• _REQUIRED ACTION_
Retype the records below so that each one matches exactly.

• _EXCERPTED RECORDS_
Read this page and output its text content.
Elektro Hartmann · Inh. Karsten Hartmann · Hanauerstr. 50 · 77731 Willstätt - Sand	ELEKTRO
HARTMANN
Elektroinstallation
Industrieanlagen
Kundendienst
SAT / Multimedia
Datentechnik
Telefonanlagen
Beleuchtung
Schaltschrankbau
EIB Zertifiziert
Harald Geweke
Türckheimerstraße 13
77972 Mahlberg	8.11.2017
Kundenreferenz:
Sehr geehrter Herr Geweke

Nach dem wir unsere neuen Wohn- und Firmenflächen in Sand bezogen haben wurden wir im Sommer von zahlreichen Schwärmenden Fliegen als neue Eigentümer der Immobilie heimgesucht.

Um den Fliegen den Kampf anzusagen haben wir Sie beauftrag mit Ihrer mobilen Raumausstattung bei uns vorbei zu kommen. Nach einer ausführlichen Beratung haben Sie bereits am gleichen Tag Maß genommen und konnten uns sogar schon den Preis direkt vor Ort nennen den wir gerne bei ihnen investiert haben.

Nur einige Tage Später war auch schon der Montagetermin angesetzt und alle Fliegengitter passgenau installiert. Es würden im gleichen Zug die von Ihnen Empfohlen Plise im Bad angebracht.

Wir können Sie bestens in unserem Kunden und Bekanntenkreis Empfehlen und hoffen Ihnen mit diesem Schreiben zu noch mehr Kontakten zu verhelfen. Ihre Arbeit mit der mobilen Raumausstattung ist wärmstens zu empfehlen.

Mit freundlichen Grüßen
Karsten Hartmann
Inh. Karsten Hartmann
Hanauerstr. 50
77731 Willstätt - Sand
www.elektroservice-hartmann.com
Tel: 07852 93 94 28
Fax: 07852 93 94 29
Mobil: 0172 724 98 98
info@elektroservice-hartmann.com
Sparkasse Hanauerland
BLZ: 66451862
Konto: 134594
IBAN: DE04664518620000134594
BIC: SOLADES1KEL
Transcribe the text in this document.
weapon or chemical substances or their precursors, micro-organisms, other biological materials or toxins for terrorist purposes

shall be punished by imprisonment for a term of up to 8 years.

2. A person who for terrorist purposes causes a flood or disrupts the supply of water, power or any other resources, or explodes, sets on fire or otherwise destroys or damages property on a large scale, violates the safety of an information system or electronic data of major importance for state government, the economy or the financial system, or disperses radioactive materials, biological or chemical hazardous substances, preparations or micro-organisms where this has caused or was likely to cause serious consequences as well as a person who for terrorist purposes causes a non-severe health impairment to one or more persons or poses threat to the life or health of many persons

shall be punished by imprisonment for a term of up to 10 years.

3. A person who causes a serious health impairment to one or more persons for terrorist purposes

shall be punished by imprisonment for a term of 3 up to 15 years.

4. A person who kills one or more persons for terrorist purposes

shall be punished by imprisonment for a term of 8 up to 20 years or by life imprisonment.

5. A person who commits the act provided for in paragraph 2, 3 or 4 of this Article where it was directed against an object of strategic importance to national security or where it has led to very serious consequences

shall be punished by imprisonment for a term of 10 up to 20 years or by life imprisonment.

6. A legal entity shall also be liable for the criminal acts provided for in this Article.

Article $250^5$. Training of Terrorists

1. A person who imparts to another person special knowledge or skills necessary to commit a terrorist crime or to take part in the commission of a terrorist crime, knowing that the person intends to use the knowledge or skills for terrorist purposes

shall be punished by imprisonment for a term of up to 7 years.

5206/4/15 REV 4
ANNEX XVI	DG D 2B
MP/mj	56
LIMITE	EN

• _COMPLETED TASK_
Read this page and output its text content.
Elektro Hartmann · Inh. Karsten Hartmann · Hanauerstr. 50 · 77731 Willstätt - Sand	ELEKTRO
HARTMANN
Elektroinstallation
Industrieanlagen
Kundendienst
SAT / Multimedia
Datentechnik
Telefonanlagen
Beleuchtung
Schaltschrankbau
EIB Zertifiziert
Harald Geweke
Türckheimerstraße 13
77972 Mahlberg	8.11.2017
Kundenreferenz:
Sehr geehrter Herr Geweke

Nach dem wir unsere neuen Wohn- und Firmenflächen in Sand bezogen haben wurden wir im Sommer von zahlreichen Schwärmenden Fliegen als neue Eigentümer der Immobilie heimgesucht.

Um den Fliegen den Kampf anzusagen haben wir Sie beauftrag mit Ihrer mobilen Raumausstattung bei uns vorbei zu kommen. Nach einer ausführlichen Beratung haben Sie bereits am gleichen Tag Maß genommen und konnten uns sogar schon den Preis direkt vor Ort nennen den wir gerne bei ihnen investiert haben.

Nur einige Tage Später war auch schon der Montagetermin angesetzt und alle Fliegengitter passgenau installiert. Es würden im gleichen Zug die von Ihnen Empfohlen Plise im Bad angebracht.

Wir können Sie bestens in unserem Kunden und Bekanntenkreis Empfehlen und hoffen Ihnen mit diesem Schreiben zu noch mehr Kontakten zu verhelfen. Ihre Arbeit mit der mobilen Raumausstattung ist wärmstens zu empfehlen.

Mit freundlichen Grüßen
Karsten Hartmann
Inh. Karsten Hartmann
Hanauerstr. 50
77731 Willstätt - Sand
www.elektroservice-hartmann.com
Tel: 07852 93 94 28
Fax: 07852 93 94 29
Mobil: 0172 724 98 98
info@elektroservice-hartmann.com
Sparkasse Hanauerland
BLZ: 66451862
Konto: 134594
IBAN: DE04664518620000134594
BIC: SOLADES1KEL
Transcribe the text in this document.
weapon or chemical substances or their precursors, micro-organisms, other biological materials or toxins for terrorist purposes

shall be punished by imprisonment for a term of up to 8 years.

2. A person who for terrorist purposes causes a flood or disrupts the supply of water, power or any other resources, or explodes, sets on fire or otherwise destroys or damages property on a large scale, violates the safety of an information system or electronic data of major importance for state government, the economy or the financial system, or disperses radioactive materials, biological or chemical hazardous substances, preparations or micro-organisms where this has caused or was likely to cause serious consequences as well as a person who for terrorist purposes causes a non-severe health impairment to one or more persons or poses threat to the life or health of many persons

shall be punished by imprisonment for a term of up to 10 years.

3. A person who causes a serious health impairment to one or more persons for terrorist purposes

shall be punished by imprisonment for a term of 3 up to 15 years.

4. A person who kills one or more persons for terrorist purposes

shall be punished by imprisonment for a term of 8 up to 20 years or by life imprisonment.

5. A person who commits the act provided for in paragraph 2, 3 or 4 of this Article where it was directed against an object of strategic importance to national security or where it has led to very serious consequences

shall be punished by imprisonment for a term of 10 up to 20 years or by life imprisonment.

6. A legal entity shall also be liable for the criminal acts provided for in this Article.

Article $250^5$. Training of Terrorists

1. A person who imparts to another person special knowledge or skills necessary to commit a terrorist crime or to take part in the commission of a terrorist crime, knowing that the person intends to use the knowledge or skills for terrorist purposes

shall be punished by imprisonment for a term of up to 7 years.

5206/4/15 REV 4
ANNEX XVI	DG D 2B
MP/mj	56
LIMITE	EN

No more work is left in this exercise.